Go through the entries below and print each one exactly, leaving out pictures.

Stored items from a collection
§ §

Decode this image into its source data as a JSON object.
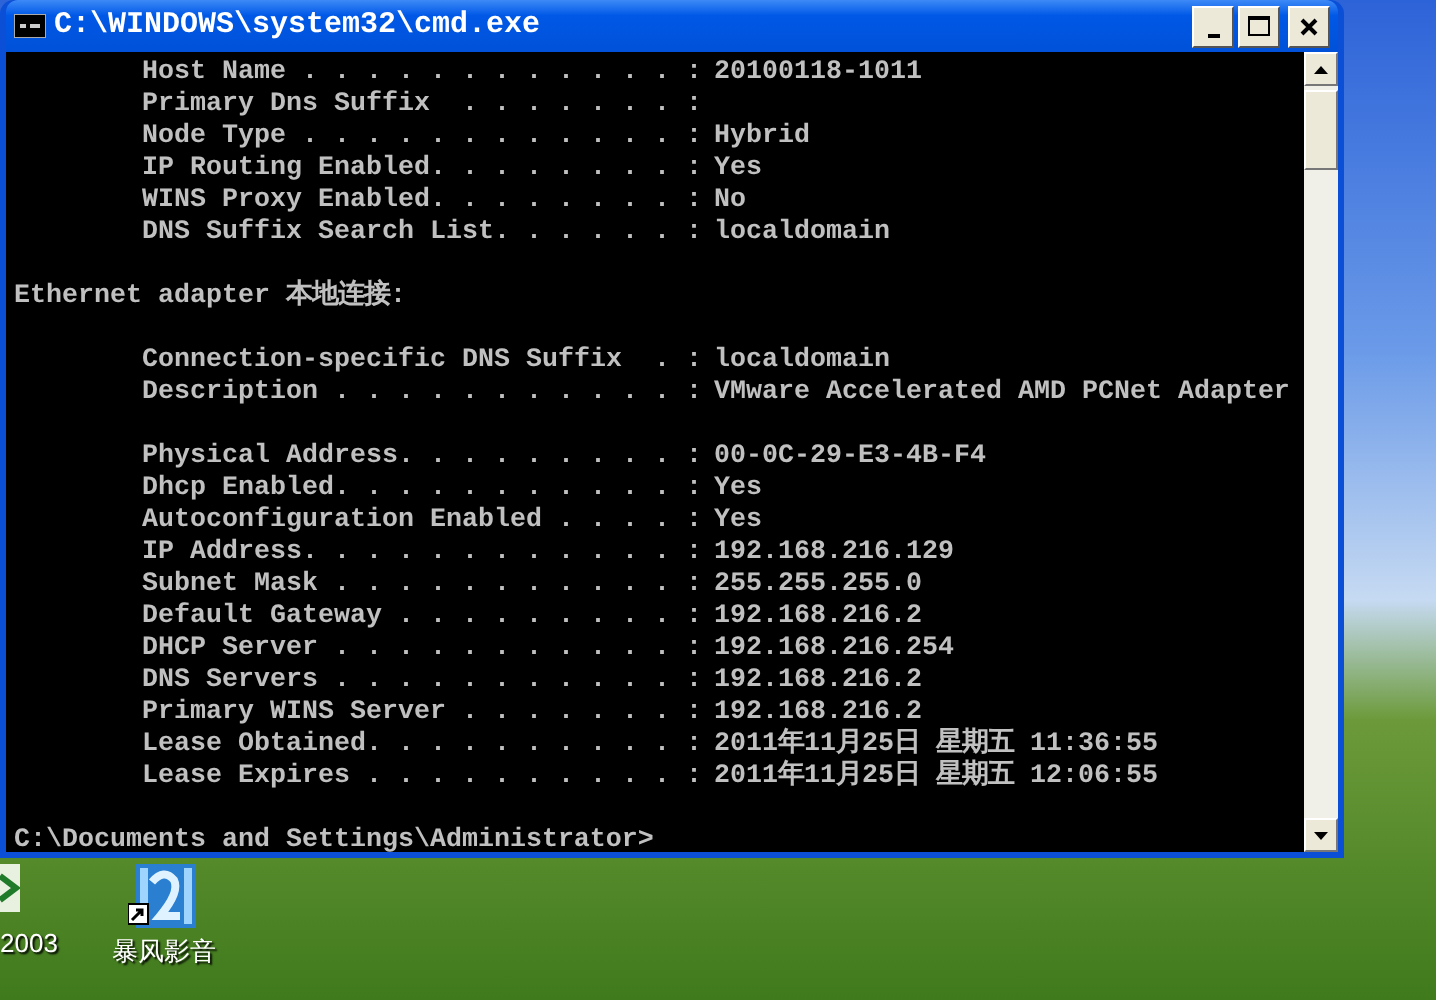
{
  "window": {
    "title": "C:\\WINDOWS\\system32\\cmd.exe"
  },
  "console_lines": [
    {
      "kind": "entry",
      "label": "Host Name . . . . . . . . . . . . :",
      "value": "20100118-1011"
    },
    {
      "kind": "entry",
      "label": "Primary Dns Suffix  . . . . . . . :"
    },
    {
      "kind": "entry",
      "label": "Node Type . . . . . . . . . . . . :",
      "value": "Hybrid"
    },
    {
      "kind": "entry",
      "label": "IP Routing Enabled. . . . . . . . :",
      "value": "Yes"
    },
    {
      "kind": "entry",
      "label": "WINS Proxy Enabled. . . . . . . . :",
      "value": "No"
    },
    {
      "kind": "entry",
      "label": "DNS Suffix Search List. . . . . . :",
      "value": "localdomain"
    },
    {
      "kind": "blank"
    },
    {
      "kind": "heading",
      "text": "Ethernet adapter 本地连接:"
    },
    {
      "kind": "blank"
    },
    {
      "kind": "entry",
      "label": "Connection-specific DNS Suffix  . :",
      "value": "localdomain"
    },
    {
      "kind": "entry",
      "label": "Description . . . . . . . . . . . :",
      "value": "VMware Accelerated AMD PCNet Adapter"
    },
    {
      "kind": "blank"
    },
    {
      "kind": "entry",
      "label": "Physical Address. . . . . . . . . :",
      "value": "00-0C-29-E3-4B-F4"
    },
    {
      "kind": "entry",
      "label": "Dhcp Enabled. . . . . . . . . . . :",
      "value": "Yes"
    },
    {
      "kind": "entry",
      "label": "Autoconfiguration Enabled . . . . :",
      "value": "Yes"
    },
    {
      "kind": "entry",
      "label": "IP Address. . . . . . . . . . . . :",
      "value": "192.168.216.129"
    },
    {
      "kind": "entry",
      "label": "Subnet Mask . . . . . . . . . . . :",
      "value": "255.255.255.0"
    },
    {
      "kind": "entry",
      "label": "Default Gateway . . . . . . . . . :",
      "value": "192.168.216.2"
    },
    {
      "kind": "entry",
      "label": "DHCP Server . . . . . . . . . . . :",
      "value": "192.168.216.254"
    },
    {
      "kind": "entry",
      "label": "DNS Servers . . . . . . . . . . . :",
      "value": "192.168.216.2"
    },
    {
      "kind": "entry",
      "label": "Primary WINS Server . . . . . . . :",
      "value": "192.168.216.2"
    },
    {
      "kind": "entry",
      "label": "Lease Obtained. . . . . . . . . . :",
      "value": "2011年11月25日 星期五 11:36:55"
    },
    {
      "kind": "entry",
      "label": "Lease Expires . . . . . . . . . . :",
      "value": "2011年11月25日 星期五 12:06:55"
    },
    {
      "kind": "blank"
    },
    {
      "kind": "prompt",
      "text": "C:\\Documents and Settings\\Administrator>"
    }
  ],
  "desktop_icons": [
    {
      "kind": "spreadsheet",
      "label": "2003"
    },
    {
      "kind": "film",
      "label": "暴风影音"
    }
  ]
}
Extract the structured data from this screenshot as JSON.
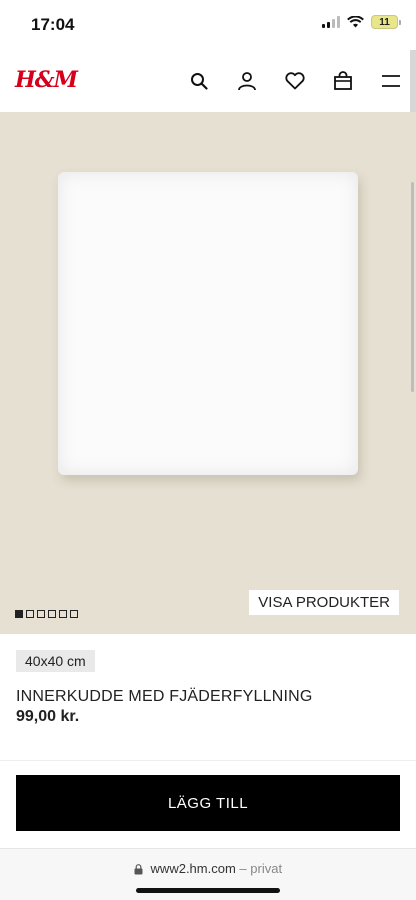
{
  "status_bar": {
    "time": "17:04",
    "battery": "11"
  },
  "header": {
    "logo": "H&M",
    "icons": [
      "search-icon",
      "account-icon",
      "favorites-icon",
      "bag-icon",
      "menu-icon"
    ]
  },
  "hero": {
    "visa_produkter": "VISA PRODUKTER",
    "slides_total": 6,
    "slide_active": 1
  },
  "product": {
    "size": "40x40 cm",
    "name": "INNERKUDDE MED FJÄDERFYLLNING",
    "price": "99,00 kr."
  },
  "actions": {
    "add_to_cart": "LÄGG TILL"
  },
  "browser": {
    "url": "www2.hm.com",
    "privacy": "– privat"
  },
  "colors": {
    "brand_red": "#d5001c",
    "button_black": "#000000",
    "hero_bg": "#e6e0d2"
  }
}
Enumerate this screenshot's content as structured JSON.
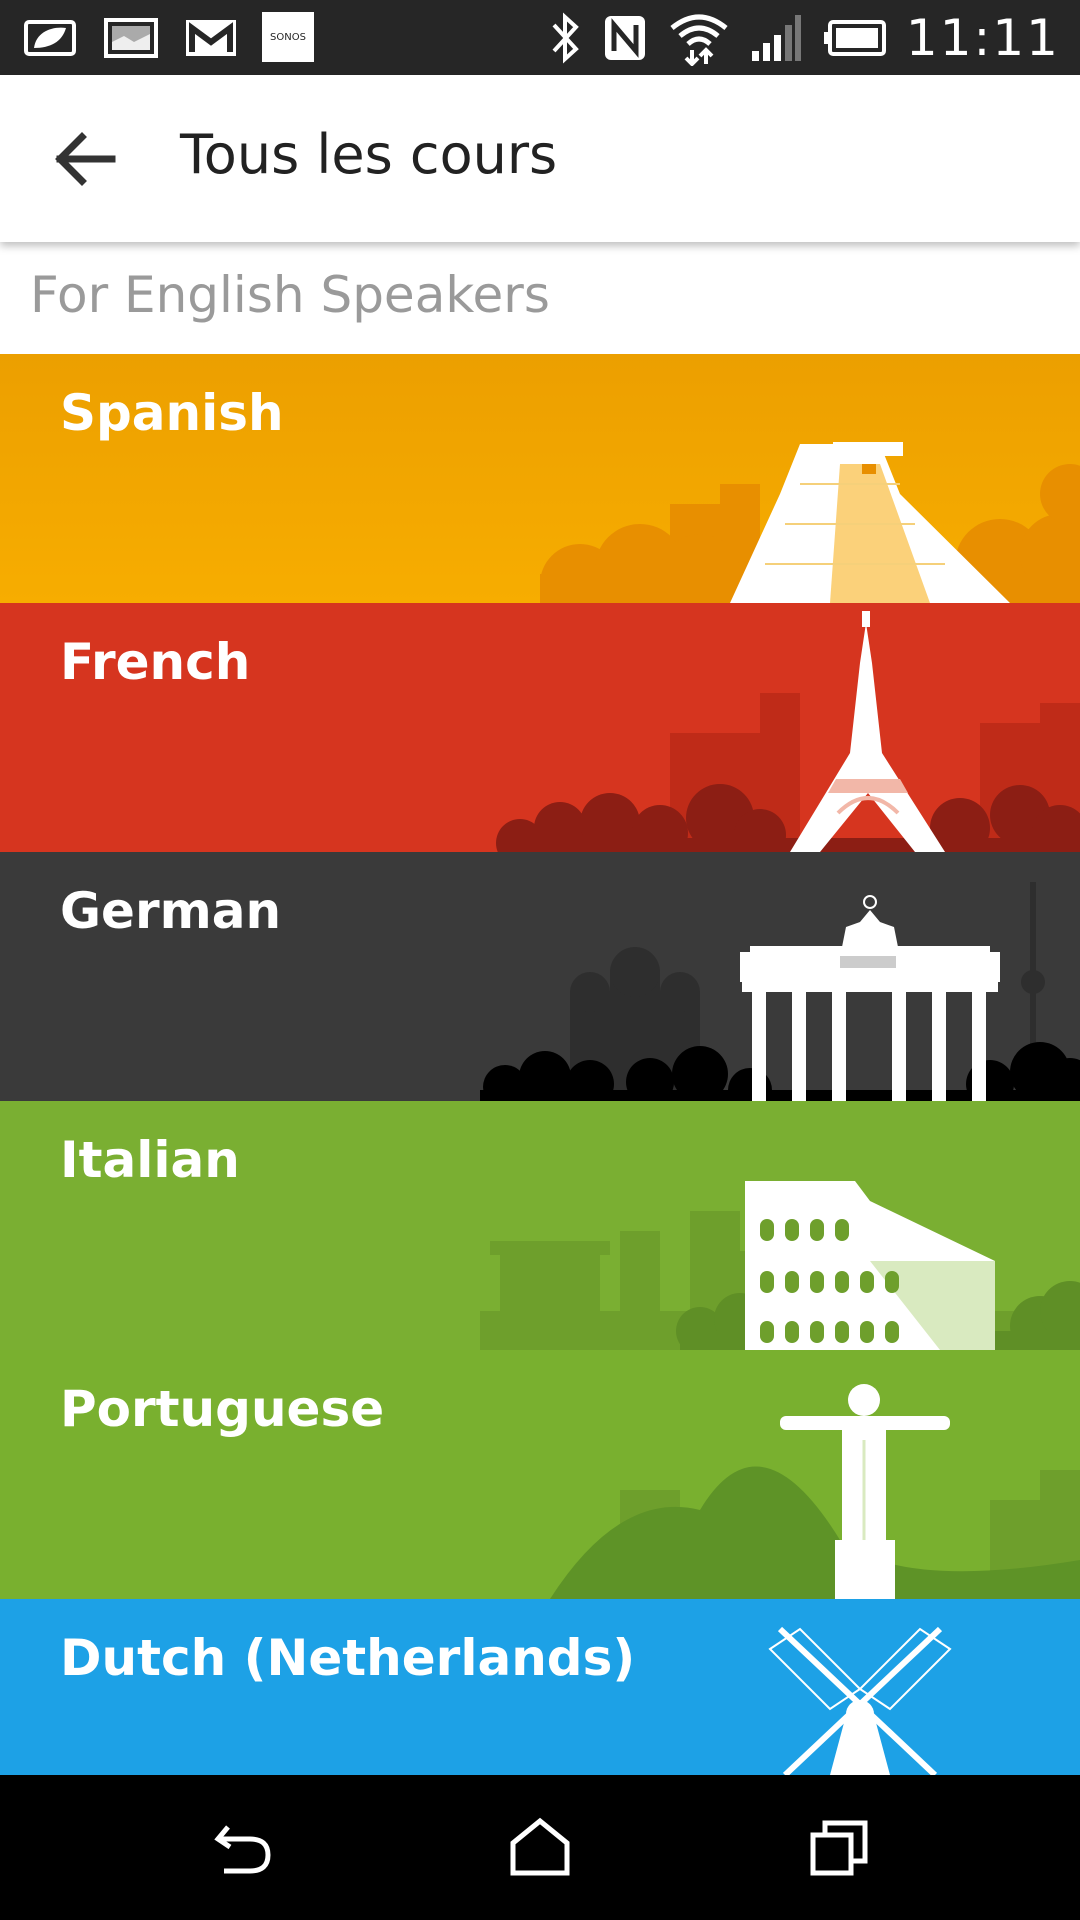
{
  "status_bar": {
    "left_icons": [
      "leaf-icon",
      "image-icon",
      "gmail-icon",
      "sonos-icon"
    ],
    "sonos_label": "SONOS",
    "right_icons": [
      "bluetooth-icon",
      "nfc-icon",
      "wifi-icon",
      "signal-icon",
      "battery-icon"
    ],
    "time": "11:11"
  },
  "app_bar": {
    "title": "Tous les cours",
    "back_icon": "arrow-back-icon"
  },
  "section": {
    "title": "For English Speakers"
  },
  "courses": [
    {
      "label": "Spanish",
      "color": "#F5A700",
      "icon": "pyramid-icon"
    },
    {
      "label": "French",
      "color": "#D6341E",
      "icon": "eiffel-tower-icon"
    },
    {
      "label": "German",
      "color": "#3A3A3A",
      "icon": "brandenburg-gate-icon"
    },
    {
      "label": "Italian",
      "color": "#7AAF32",
      "icon": "colosseum-icon"
    },
    {
      "label": "Portuguese",
      "color": "#79B02F",
      "icon": "christ-redeemer-icon"
    },
    {
      "label": "Dutch (Netherlands)",
      "color": "#1DA1E6",
      "icon": "windmill-icon"
    }
  ],
  "nav_bar": {
    "buttons": [
      "back-nav-icon",
      "home-nav-icon",
      "recents-nav-icon"
    ]
  }
}
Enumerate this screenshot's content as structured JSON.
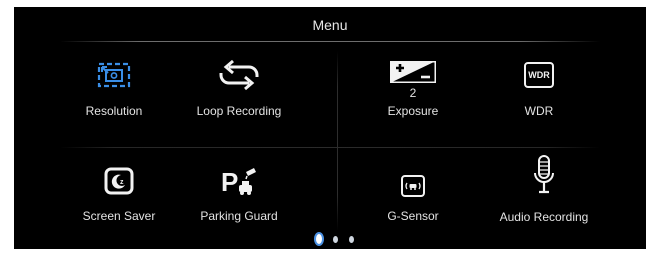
{
  "menu": {
    "title": "Menu"
  },
  "items": [
    {
      "label": "Resolution",
      "icon": "resolution-icon",
      "selected": true
    },
    {
      "label": "Loop  Recording",
      "icon": "loop-recording-icon"
    },
    {
      "label": "Exposure",
      "icon": "exposure-icon",
      "value": "2"
    },
    {
      "label": "WDR",
      "icon": "wdr-icon",
      "badge": "WDR"
    },
    {
      "label": "Screen  Saver",
      "icon": "screen-saver-icon"
    },
    {
      "label": "Parking  Guard",
      "icon": "parking-guard-icon"
    },
    {
      "label": "G-Sensor",
      "icon": "g-sensor-icon"
    },
    {
      "label": "Audio  Recording",
      "icon": "microphone-icon"
    }
  ],
  "pagination": {
    "pages": 3,
    "current": 1
  },
  "colors": {
    "background": "#000000",
    "selected_accent": "#3a8ee6",
    "text": "#e3e3e3"
  }
}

§ §

Written reply.
Decode this image into its source data as a JSON object.
{
  "window": {
    "title": "C:\\WINDOWS\\system32\\cmd.exe"
  },
  "console_lines": [
    {
      "kind": "entry",
      "label": "Host Name . . . . . . . . . . . . :",
      "value": "20100118-1011"
    },
    {
      "kind": "entry",
      "label": "Primary Dns Suffix  . . . . . . . :"
    },
    {
      "kind": "entry",
      "label": "Node Type . . . . . . . . . . . . :",
      "value": "Hybrid"
    },
    {
      "kind": "entry",
      "label": "IP Routing Enabled. . . . . . . . :",
      "value": "Yes"
    },
    {
      "kind": "entry",
      "label": "WINS Proxy Enabled. . . . . . . . :",
      "value": "No"
    },
    {
      "kind": "entry",
      "label": "DNS Suffix Search List. . . . . . :",
      "value": "localdomain"
    },
    {
      "kind": "blank"
    },
    {
      "kind": "heading",
      "text": "Ethernet adapter 本地连接:"
    },
    {
      "kind": "blank"
    },
    {
      "kind": "entry",
      "label": "Connection-specific DNS Suffix  . :",
      "value": "localdomain"
    },
    {
      "kind": "entry",
      "label": "Description . . . . . . . . . . . :",
      "value": "VMware Accelerated AMD PCNet Adapter"
    },
    {
      "kind": "blank"
    },
    {
      "kind": "entry",
      "label": "Physical Address. . . . . . . . . :",
      "value": "00-0C-29-E3-4B-F4"
    },
    {
      "kind": "entry",
      "label": "Dhcp Enabled. . . . . . . . . . . :",
      "value": "Yes"
    },
    {
      "kind": "entry",
      "label": "Autoconfiguration Enabled . . . . :",
      "value": "Yes"
    },
    {
      "kind": "entry",
      "label": "IP Address. . . . . . . . . . . . :",
      "value": "192.168.216.129"
    },
    {
      "kind": "entry",
      "label": "Subnet Mask . . . . . . . . . . . :",
      "value": "255.255.255.0"
    },
    {
      "kind": "entry",
      "label": "Default Gateway . . . . . . . . . :",
      "value": "192.168.216.2"
    },
    {
      "kind": "entry",
      "label": "DHCP Server . . . . . . . . . . . :",
      "value": "192.168.216.254"
    },
    {
      "kind": "entry",
      "label": "DNS Servers . . . . . . . . . . . :",
      "value": "192.168.216.2"
    },
    {
      "kind": "entry",
      "label": "Primary WINS Server . . . . . . . :",
      "value": "192.168.216.2"
    },
    {
      "kind": "entry",
      "label": "Lease Obtained. . . . . . . . . . :",
      "value": "2011年11月25日 星期五 11:36:55"
    },
    {
      "kind": "entry",
      "label": "Lease Expires . . . . . . . . . . :",
      "value": "2011年11月25日 星期五 12:06:55"
    },
    {
      "kind": "blank"
    },
    {
      "kind": "prompt",
      "text": "C:\\Documents and Settings\\Administrator>"
    }
  ],
  "desktop_icons": [
    {
      "kind": "spreadsheet",
      "label": "2003"
    },
    {
      "kind": "film",
      "label": "暴风影音"
    }
  ]
}
Extract the structured data from this screenshot as JSON.
{
  "status_bar": {
    "time": "17:04",
    "battery": "11"
  },
  "header": {
    "logo": "H&M",
    "icons": [
      "search-icon",
      "account-icon",
      "favorites-icon",
      "bag-icon",
      "menu-icon"
    ]
  },
  "hero": {
    "visa_produkter": "VISA PRODUKTER",
    "slides_total": 6,
    "slide_active": 1
  },
  "product": {
    "size": "40x40 cm",
    "name": "INNERKUDDE MED FJÄDERFYLLNING",
    "price": "99,00 kr."
  },
  "actions": {
    "add_to_cart": "LÄGG TILL"
  },
  "browser": {
    "url": "www2.hm.com",
    "privacy": "– privat"
  },
  "colors": {
    "brand_red": "#d5001c",
    "button_black": "#000000",
    "hero_bg": "#e6e0d2"
  }
}
Enumerate this screenshot's content as structured JSON.
{
  "status_bar": {
    "left_icons": [
      "leaf-icon",
      "image-icon",
      "gmail-icon",
      "sonos-icon"
    ],
    "sonos_label": "SONOS",
    "right_icons": [
      "bluetooth-icon",
      "nfc-icon",
      "wifi-icon",
      "signal-icon",
      "battery-icon"
    ],
    "time": "11:11"
  },
  "app_bar": {
    "title": "Tous les cours",
    "back_icon": "arrow-back-icon"
  },
  "section": {
    "title": "For English Speakers"
  },
  "courses": [
    {
      "label": "Spanish",
      "color": "#F5A700",
      "icon": "pyramid-icon"
    },
    {
      "label": "French",
      "color": "#D6341E",
      "icon": "eiffel-tower-icon"
    },
    {
      "label": "German",
      "color": "#3A3A3A",
      "icon": "brandenburg-gate-icon"
    },
    {
      "label": "Italian",
      "color": "#7AAF32",
      "icon": "colosseum-icon"
    },
    {
      "label": "Portuguese",
      "color": "#79B02F",
      "icon": "christ-redeemer-icon"
    },
    {
      "label": "Dutch (Netherlands)",
      "color": "#1DA1E6",
      "icon": "windmill-icon"
    }
  ],
  "nav_bar": {
    "buttons": [
      "back-nav-icon",
      "home-nav-icon",
      "recents-nav-icon"
    ]
  }
}
Enumerate this screenshot's content as structured JSON.
{
  "menu": {
    "title": "Menu"
  },
  "items": [
    {
      "label": "Resolution",
      "icon": "resolution-icon",
      "selected": true
    },
    {
      "label": "Loop  Recording",
      "icon": "loop-recording-icon"
    },
    {
      "label": "Exposure",
      "icon": "exposure-icon",
      "value": "2"
    },
    {
      "label": "WDR",
      "icon": "wdr-icon",
      "badge": "WDR"
    },
    {
      "label": "Screen  Saver",
      "icon": "screen-saver-icon"
    },
    {
      "label": "Parking  Guard",
      "icon": "parking-guard-icon"
    },
    {
      "label": "G-Sensor",
      "icon": "g-sensor-icon"
    },
    {
      "label": "Audio  Recording",
      "icon": "microphone-icon"
    }
  ],
  "pagination": {
    "pages": 3,
    "current": 1
  },
  "colors": {
    "background": "#000000",
    "selected_accent": "#3a8ee6",
    "text": "#e3e3e3"
  }
}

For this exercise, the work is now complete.